## Problem statement
In the records below, convert only the lines from the one containing "gridline-y-20: [48, 203, 657, 204]" through the one containing "bar-value-label: 120.6%: [63, 197, 73, 225]", inclusive, into a numbered list, omitting any blank lines.

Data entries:
************

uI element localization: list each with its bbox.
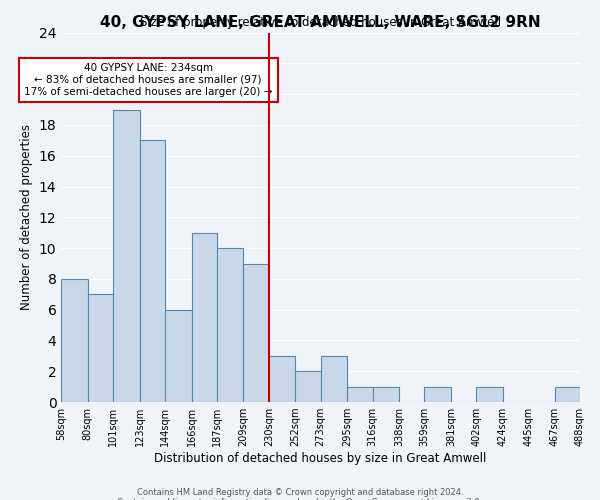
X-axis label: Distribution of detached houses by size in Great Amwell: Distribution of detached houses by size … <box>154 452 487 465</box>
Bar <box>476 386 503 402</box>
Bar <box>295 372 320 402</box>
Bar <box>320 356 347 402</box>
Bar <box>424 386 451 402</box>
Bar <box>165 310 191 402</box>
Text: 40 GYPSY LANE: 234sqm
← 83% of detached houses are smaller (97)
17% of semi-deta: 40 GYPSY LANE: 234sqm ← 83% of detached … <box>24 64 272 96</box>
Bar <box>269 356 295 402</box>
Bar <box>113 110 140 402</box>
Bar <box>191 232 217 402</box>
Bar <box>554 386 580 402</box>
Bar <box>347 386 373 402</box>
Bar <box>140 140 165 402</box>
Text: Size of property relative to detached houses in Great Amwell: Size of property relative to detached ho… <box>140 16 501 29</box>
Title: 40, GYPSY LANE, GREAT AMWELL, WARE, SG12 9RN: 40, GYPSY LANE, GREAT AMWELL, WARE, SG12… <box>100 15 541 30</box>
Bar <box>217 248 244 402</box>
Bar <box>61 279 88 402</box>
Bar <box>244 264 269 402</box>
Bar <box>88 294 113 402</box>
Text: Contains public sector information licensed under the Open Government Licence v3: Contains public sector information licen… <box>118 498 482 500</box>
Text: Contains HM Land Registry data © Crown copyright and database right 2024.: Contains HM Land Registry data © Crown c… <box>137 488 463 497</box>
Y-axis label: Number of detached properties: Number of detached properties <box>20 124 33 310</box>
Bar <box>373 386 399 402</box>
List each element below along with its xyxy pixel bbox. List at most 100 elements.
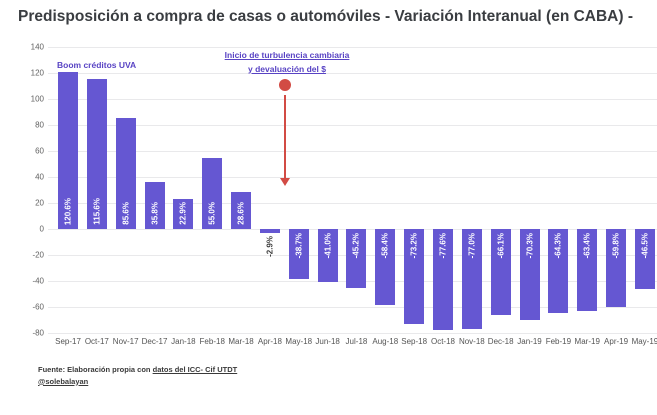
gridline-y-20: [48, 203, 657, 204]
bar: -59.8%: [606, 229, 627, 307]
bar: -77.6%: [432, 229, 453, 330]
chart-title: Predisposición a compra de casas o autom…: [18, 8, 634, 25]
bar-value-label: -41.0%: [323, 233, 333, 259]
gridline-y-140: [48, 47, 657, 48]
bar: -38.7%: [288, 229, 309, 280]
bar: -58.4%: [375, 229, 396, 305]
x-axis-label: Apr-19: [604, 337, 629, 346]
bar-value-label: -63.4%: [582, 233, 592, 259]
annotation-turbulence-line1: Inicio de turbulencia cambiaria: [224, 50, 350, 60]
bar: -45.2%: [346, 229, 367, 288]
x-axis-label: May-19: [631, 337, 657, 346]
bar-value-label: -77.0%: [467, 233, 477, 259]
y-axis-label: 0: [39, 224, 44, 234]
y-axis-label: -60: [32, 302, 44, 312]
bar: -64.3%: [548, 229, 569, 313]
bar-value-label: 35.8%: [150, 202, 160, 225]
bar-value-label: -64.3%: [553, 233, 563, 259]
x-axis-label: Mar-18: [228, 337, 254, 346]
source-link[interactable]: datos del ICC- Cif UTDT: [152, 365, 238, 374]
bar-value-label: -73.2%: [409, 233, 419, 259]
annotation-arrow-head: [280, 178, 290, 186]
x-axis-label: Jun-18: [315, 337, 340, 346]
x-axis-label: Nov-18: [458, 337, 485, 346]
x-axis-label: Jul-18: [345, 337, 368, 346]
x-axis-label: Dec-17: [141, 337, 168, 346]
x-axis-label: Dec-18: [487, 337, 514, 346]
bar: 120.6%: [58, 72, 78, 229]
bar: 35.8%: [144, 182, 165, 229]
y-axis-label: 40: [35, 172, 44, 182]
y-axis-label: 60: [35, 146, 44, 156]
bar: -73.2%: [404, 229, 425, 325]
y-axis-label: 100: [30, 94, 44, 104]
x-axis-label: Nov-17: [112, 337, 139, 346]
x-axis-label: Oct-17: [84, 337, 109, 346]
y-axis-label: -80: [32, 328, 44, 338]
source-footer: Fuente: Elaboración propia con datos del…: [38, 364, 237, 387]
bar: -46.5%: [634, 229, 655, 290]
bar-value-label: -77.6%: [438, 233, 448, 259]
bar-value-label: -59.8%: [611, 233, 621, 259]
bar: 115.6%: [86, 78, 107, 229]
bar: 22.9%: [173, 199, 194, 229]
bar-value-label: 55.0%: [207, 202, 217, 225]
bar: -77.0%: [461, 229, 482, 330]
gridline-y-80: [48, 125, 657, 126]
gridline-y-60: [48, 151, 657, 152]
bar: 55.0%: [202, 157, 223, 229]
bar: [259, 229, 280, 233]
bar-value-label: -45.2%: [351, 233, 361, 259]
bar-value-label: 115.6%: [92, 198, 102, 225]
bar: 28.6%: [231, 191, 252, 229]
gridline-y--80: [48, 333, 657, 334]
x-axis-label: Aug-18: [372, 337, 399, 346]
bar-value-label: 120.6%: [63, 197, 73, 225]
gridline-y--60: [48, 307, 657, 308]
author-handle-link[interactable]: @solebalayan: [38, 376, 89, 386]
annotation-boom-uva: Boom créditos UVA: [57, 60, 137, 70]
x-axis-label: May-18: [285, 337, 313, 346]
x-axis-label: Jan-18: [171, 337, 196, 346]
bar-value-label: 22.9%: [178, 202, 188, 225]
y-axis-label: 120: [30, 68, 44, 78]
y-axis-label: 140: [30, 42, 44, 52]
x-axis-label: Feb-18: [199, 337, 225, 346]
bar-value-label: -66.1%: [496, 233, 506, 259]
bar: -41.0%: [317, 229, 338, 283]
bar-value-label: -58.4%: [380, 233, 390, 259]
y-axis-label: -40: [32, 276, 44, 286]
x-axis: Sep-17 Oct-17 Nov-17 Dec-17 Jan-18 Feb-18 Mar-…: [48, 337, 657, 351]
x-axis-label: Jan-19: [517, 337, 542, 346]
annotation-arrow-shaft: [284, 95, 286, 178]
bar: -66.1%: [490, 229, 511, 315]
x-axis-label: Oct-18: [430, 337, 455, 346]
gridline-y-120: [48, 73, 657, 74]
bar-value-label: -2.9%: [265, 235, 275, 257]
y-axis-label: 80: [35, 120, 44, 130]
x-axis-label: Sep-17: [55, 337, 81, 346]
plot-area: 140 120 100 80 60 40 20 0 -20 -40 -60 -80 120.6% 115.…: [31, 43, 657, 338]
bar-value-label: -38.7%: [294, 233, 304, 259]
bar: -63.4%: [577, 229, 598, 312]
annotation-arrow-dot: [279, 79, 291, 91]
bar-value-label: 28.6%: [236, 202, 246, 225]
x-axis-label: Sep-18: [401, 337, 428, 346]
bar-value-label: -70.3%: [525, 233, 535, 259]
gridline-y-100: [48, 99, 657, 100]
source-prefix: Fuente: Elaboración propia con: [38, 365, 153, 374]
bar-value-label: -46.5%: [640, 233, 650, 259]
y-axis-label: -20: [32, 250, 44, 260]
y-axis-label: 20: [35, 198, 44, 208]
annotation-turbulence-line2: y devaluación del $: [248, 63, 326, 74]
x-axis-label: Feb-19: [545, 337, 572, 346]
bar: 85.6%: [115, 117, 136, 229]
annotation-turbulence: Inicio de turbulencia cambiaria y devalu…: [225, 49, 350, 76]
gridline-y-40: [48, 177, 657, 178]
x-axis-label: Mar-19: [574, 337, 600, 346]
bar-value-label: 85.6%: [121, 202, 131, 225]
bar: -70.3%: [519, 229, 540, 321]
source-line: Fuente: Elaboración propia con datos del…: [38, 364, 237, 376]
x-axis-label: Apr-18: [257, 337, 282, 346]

************

## Result for this exercise
1. gridline-y-20: [48, 203, 657, 204]
2. bar: -59.8%: [606, 229, 627, 307]
3. bar: -77.6%: [432, 229, 453, 330]
4. chart-title: Predisposición a compra de casas o autom…: [18, 8, 634, 25]
5. bar-value-label: -41.0%: [323, 233, 333, 259]
6. gridline-y-140: [48, 47, 657, 48]
7. bar: -38.7%: [288, 229, 309, 280]
8. bar: -58.4%: [375, 229, 396, 305]
9. x-axis-label: Apr-19: [604, 337, 629, 346]
10. bar-value-label: -63.4%: [582, 233, 592, 259]
11. annotation-turbulence-line1: Inicio de turbulencia cambiaria: [224, 50, 350, 60]
12. bar: -45.2%: [346, 229, 367, 288]
13. x-axis-label: May-19: [631, 337, 657, 346]
14. bar-value-label: -77.0%: [467, 233, 477, 259]
15. y-axis-label: 0: [39, 224, 44, 234]
16. y-axis-label: -60: [32, 302, 44, 312]
17. bar: -64.3%: [548, 229, 569, 313]
18. bar-value-label: 35.8%: [150, 202, 160, 225]
19. bar-value-label: -64.3%: [553, 233, 563, 259]
20. x-axis-label: Mar-18: [228, 337, 254, 346]
21. source-link[interactable]: datos del ICC- Cif UTDT: [152, 365, 238, 374]
22. bar-value-label: -73.2%: [409, 233, 419, 259]
23. annotation-arrow-head: [280, 178, 290, 186]
24. x-axis-label: Jun-18: [315, 337, 340, 346]
25. x-axis-label: Nov-18: [458, 337, 485, 346]
26. x-axis-label: Jul-18: [345, 337, 368, 346]
27. x-axis-label: Dec-17: [141, 337, 168, 346]
28. x-axis-label: Dec-18: [487, 337, 514, 346]
29. bar: 120.6%: [58, 72, 78, 229]
30. bar: 35.8%: [144, 182, 165, 229]
31. y-axis-label: 40: [35, 172, 44, 182]
32. y-axis-label: 60: [35, 146, 44, 156]
33. bar: -73.2%: [404, 229, 425, 325]
34. y-axis-label: 100: [30, 94, 44, 104]
35. x-axis-label: Nov-17: [112, 337, 139, 346]
36. x-axis-label: Oct-17: [84, 337, 109, 346]
37. y-axis-label: -80: [32, 328, 44, 338]
38. source-footer: Fuente: Elaboración propia con datos del…: [38, 364, 237, 387]
39. bar: -46.5%: [634, 229, 655, 290]
40. bar-value-label: -77.6%: [438, 233, 448, 259]
41. bar-value-label: -59.8%: [611, 233, 621, 259]
42. bar: 115.6%: [86, 78, 107, 229]
43. bar: 22.9%: [173, 199, 194, 229]
44. bar-value-label: 55.0%: [207, 202, 217, 225]
45. bar: -77.0%: [461, 229, 482, 330]
46. gridline-y-80: [48, 125, 657, 126]
47. gridline-y-60: [48, 151, 657, 152]
48. bar: 55.0%: [202, 157, 223, 229]
49. bar: [259, 229, 280, 233]
50. bar-value-label: -45.2%: [351, 233, 361, 259]
51. bar-value-label: 115.6%: [92, 198, 102, 225]
52. bar: 28.6%: [231, 191, 252, 229]
53. gridline-y--80: [48, 333, 657, 334]
54. x-axis-label: Aug-18: [372, 337, 399, 346]
55. bar-value-label: 120.6%: [63, 197, 73, 225]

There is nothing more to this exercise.